(Extracted data entries)
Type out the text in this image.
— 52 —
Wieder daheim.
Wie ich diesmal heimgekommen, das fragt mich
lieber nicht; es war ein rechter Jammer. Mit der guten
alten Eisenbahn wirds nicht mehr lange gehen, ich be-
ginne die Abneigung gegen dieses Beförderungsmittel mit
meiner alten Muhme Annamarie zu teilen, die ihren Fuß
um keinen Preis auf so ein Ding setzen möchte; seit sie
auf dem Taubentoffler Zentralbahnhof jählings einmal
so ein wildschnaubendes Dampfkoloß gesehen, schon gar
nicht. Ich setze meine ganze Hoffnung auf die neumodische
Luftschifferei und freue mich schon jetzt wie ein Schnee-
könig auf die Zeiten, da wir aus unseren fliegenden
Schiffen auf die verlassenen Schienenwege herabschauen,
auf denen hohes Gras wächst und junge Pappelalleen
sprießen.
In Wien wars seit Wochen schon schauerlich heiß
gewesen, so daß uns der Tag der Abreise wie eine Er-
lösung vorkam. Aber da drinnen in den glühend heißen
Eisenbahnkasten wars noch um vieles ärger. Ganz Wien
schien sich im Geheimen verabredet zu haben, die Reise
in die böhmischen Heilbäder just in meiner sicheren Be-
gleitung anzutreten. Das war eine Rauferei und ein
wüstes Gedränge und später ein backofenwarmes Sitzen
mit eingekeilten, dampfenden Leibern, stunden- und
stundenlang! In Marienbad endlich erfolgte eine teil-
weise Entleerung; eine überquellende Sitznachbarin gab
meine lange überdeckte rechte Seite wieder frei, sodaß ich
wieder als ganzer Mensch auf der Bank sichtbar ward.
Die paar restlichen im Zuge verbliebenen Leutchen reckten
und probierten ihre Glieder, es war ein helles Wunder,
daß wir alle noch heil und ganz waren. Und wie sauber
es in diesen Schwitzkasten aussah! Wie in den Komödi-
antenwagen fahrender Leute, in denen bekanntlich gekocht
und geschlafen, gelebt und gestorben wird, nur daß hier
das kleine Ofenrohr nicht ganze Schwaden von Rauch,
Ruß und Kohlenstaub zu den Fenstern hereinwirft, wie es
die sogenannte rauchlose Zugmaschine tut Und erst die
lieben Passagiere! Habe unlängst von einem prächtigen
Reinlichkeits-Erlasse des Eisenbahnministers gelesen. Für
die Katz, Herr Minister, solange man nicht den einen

- [Task requirements] Write out the whole listing again, exactly as it stands.

- [Exercise answer]
Type out the text in this image.
— 52 —
Wieder daheim.
Wie ich diesmal heimgekommen, das fragt mich
lieber nicht; es war ein rechter Jammer. Mit der guten
alten Eisenbahn wirds nicht mehr lange gehen, ich be-
ginne die Abneigung gegen dieses Beförderungsmittel mit
meiner alten Muhme Annamarie zu teilen, die ihren Fuß
um keinen Preis auf so ein Ding setzen möchte; seit sie
auf dem Taubentoffler Zentralbahnhof jählings einmal
so ein wildschnaubendes Dampfkoloß gesehen, schon gar
nicht. Ich setze meine ganze Hoffnung auf die neumodische
Luftschifferei und freue mich schon jetzt wie ein Schnee-
könig auf die Zeiten, da wir aus unseren fliegenden
Schiffen auf die verlassenen Schienenwege herabschauen,
auf denen hohes Gras wächst und junge Pappelalleen
sprießen.
In Wien wars seit Wochen schon schauerlich heiß
gewesen, so daß uns der Tag der Abreise wie eine Er-
lösung vorkam. Aber da drinnen in den glühend heißen
Eisenbahnkasten wars noch um vieles ärger. Ganz Wien
schien sich im Geheimen verabredet zu haben, die Reise
in die böhmischen Heilbäder just in meiner sicheren Be-
gleitung anzutreten. Das war eine Rauferei und ein
wüstes Gedränge und später ein backofenwarmes Sitzen
mit eingekeilten, dampfenden Leibern, stunden- und
stundenlang! In Marienbad endlich erfolgte eine teil-
weise Entleerung; eine überquellende Sitznachbarin gab
meine lange überdeckte rechte Seite wieder frei, sodaß ich
wieder als ganzer Mensch auf der Bank sichtbar ward.
Die paar restlichen im Zuge verbliebenen Leutchen reckten
und probierten ihre Glieder, es war ein helles Wunder,
daß wir alle noch heil und ganz waren. Und wie sauber
es in diesen Schwitzkasten aussah! Wie in den Komödi-
antenwagen fahrender Leute, in denen bekanntlich gekocht
und geschlafen, gelebt und gestorben wird, nur daß hier
das kleine Ofenrohr nicht ganze Schwaden von Rauch,
Ruß und Kohlenstaub zu den Fenstern hereinwirft, wie es
die sogenannte rauchlose Zugmaschine tut Und erst die
lieben Passagiere! Habe unlängst von einem prächtigen
Reinlichkeits-Erlasse des Eisenbahnministers gelesen. Für
die Katz, Herr Minister, solange man nicht den einen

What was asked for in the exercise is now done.